### EXERCISE OBJECTIVE
The entire listing is to be repeated verbatim.

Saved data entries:
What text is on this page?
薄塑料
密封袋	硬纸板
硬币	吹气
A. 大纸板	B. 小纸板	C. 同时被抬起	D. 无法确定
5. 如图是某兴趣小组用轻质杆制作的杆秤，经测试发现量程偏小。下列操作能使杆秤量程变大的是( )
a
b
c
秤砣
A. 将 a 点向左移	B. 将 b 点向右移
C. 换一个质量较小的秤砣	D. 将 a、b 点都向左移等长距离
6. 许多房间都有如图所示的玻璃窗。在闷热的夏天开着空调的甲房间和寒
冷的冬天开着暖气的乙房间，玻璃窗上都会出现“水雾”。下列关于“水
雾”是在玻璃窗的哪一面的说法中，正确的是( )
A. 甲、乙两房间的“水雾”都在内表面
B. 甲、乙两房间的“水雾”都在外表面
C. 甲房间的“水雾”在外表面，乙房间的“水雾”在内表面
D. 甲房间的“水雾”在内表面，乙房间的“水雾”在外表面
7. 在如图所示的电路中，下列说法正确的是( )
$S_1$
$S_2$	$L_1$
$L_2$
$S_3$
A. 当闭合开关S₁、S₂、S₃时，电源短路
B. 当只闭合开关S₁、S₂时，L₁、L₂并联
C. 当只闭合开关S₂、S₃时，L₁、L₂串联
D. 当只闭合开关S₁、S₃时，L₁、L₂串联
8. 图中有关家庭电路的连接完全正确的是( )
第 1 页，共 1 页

### RESPONSE TO THIS EXERCISE
What text is on this page?
薄塑料
密封袋	硬纸板
硬币	吹气
A. 大纸板	B. 小纸板	C. 同时被抬起	D. 无法确定
5. 如图是某兴趣小组用轻质杆制作的杆秤，经测试发现量程偏小。下列操作能使杆秤量程变大的是( )
a
b
c
秤砣
A. 将 a 点向左移	B. 将 b 点向右移
C. 换一个质量较小的秤砣	D. 将 a、b 点都向左移等长距离
6. 许多房间都有如图所示的玻璃窗。在闷热的夏天开着空调的甲房间和寒
冷的冬天开着暖气的乙房间，玻璃窗上都会出现“水雾”。下列关于“水
雾”是在玻璃窗的哪一面的说法中，正确的是( )
A. 甲、乙两房间的“水雾”都在内表面
B. 甲、乙两房间的“水雾”都在外表面
C. 甲房间的“水雾”在外表面，乙房间的“水雾”在内表面
D. 甲房间的“水雾”在内表面，乙房间的“水雾”在外表面
7. 在如图所示的电路中，下列说法正确的是( )
$S_1$
$S_2$	$L_1$
$L_2$
$S_3$
A. 当闭合开关S₁、S₂、S₃时，电源短路
B. 当只闭合开关S₁、S₂时，L₁、L₂并联
C. 当只闭合开关S₂、S₃时，L₁、L₂串联
D. 当只闭合开关S₁、S₃时，L₁、L₂串联
8. 图中有关家庭电路的连接完全正确的是( )
第 1 页，共 1 页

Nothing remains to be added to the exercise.